*WRITTEN TASK 1*: In the passage about Brazil, which students is the collection "Living, learning. - For a better life" used with?

*PASSAGE*:
══════════════════════════════

You know what? I know I already ranted about this, in general, on a previous post, but today, today things went a little too far. Now, I’m usually a very calm and centered person, those unlucky enough to know me can vouch for it. But every once in awhile, as an inhabitant of Brazil, I see some things that really bother me. I mean, more than usual.

I’d love to be talking about things that are already trivial to me and pretty much any other Brazilian (sadly), such as an evaluation on our faulty education system, security issues, awful politicians, infra-structure problems and so on. Granted, it’s like that (though to a much smaller degree) in most countries, it’s just “hidden” in a better way.

No, I shall talk about something that spoiled my day and made me realize how lost we are, in the near future, if no action is taken.

This:

"Collection: Living, learning. - For a better life", used with 5th to 9th middle graders.

══════════════════════════════

[Dataset items]
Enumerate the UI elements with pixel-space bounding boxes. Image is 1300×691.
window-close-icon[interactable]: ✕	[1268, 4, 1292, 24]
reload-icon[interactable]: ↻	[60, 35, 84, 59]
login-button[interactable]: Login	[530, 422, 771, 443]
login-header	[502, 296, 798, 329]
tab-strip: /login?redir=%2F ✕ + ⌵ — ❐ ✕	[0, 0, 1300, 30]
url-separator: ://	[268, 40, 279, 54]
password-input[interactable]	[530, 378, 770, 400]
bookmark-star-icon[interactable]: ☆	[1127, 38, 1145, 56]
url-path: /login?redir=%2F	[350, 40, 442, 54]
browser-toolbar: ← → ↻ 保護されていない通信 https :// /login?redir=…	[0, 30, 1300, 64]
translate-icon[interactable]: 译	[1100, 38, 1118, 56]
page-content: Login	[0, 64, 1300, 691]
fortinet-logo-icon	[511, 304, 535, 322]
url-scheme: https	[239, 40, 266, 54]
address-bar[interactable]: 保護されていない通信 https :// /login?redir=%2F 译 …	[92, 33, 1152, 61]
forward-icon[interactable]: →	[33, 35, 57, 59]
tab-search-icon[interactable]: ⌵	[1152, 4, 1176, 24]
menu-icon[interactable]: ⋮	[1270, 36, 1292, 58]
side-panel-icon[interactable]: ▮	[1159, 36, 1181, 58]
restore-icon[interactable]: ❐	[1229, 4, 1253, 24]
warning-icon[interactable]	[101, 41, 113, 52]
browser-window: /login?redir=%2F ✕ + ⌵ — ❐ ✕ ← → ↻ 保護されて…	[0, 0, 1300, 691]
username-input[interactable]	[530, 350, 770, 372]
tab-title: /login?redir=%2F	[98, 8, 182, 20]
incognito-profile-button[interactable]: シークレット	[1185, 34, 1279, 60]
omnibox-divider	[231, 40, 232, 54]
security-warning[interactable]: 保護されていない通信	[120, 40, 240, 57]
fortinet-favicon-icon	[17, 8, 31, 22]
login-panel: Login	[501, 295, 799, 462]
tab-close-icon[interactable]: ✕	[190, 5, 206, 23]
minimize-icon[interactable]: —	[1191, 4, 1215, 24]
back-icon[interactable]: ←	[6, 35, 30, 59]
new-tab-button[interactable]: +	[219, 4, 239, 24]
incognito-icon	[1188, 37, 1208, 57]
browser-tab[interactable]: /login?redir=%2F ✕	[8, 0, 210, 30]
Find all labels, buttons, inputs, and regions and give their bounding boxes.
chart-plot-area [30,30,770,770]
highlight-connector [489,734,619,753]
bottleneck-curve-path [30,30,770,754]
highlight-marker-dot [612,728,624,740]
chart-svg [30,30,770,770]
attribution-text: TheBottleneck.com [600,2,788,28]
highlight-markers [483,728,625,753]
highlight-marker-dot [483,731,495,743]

══════════════════════════════

*WRITTEN TASK 2*: Copy the listing verbatim, starting at its first line and stopping after the line that contains "browser-window: /login?redir=%2F ✕".

*TASK ANSWER 1*: It is used with 5th to 9th middle graders.

*TASK ANSWER 2*:
Enumerate the UI elements with pixel-space bounding boxes. Image is 1300×691.
window-close-icon[interactable]: ✕	[1268, 4, 1292, 24]
reload-icon[interactable]: ↻	[60, 35, 84, 59]
login-button[interactable]: Login	[530, 422, 771, 443]
login-header	[502, 296, 798, 329]
tab-strip: /login?redir=%2F ✕ + ⌵ — ❐ ✕	[0, 0, 1300, 30]
url-separator: ://	[268, 40, 279, 54]
password-input[interactable]	[530, 378, 770, 400]
bookmark-star-icon[interactable]: ☆	[1127, 38, 1145, 56]
url-path: /login?redir=%2F	[350, 40, 442, 54]
browser-toolbar: ← → ↻ 保護されていない通信 https :// /login?redir=…	[0, 30, 1300, 64]
translate-icon[interactable]: 译	[1100, 38, 1118, 56]
page-content: Login	[0, 64, 1300, 691]
fortinet-logo-icon	[511, 304, 535, 322]
url-scheme: https	[239, 40, 266, 54]
address-bar[interactable]: 保護されていない通信 https :// /login?redir=%2F 译 …	[92, 33, 1152, 61]
forward-icon[interactable]: →	[33, 35, 57, 59]
tab-search-icon[interactable]: ⌵	[1152, 4, 1176, 24]
menu-icon[interactable]: ⋮	[1270, 36, 1292, 58]
side-panel-icon[interactable]: ▮	[1159, 36, 1181, 58]
restore-icon[interactable]: ❐	[1229, 4, 1253, 24]
warning-icon[interactable]	[101, 41, 113, 52]
browser-window: /login?redir=%2F ✕ + ⌵ — ❐ ✕ ← → ↻ 保護されて…	[0, 0, 1300, 691]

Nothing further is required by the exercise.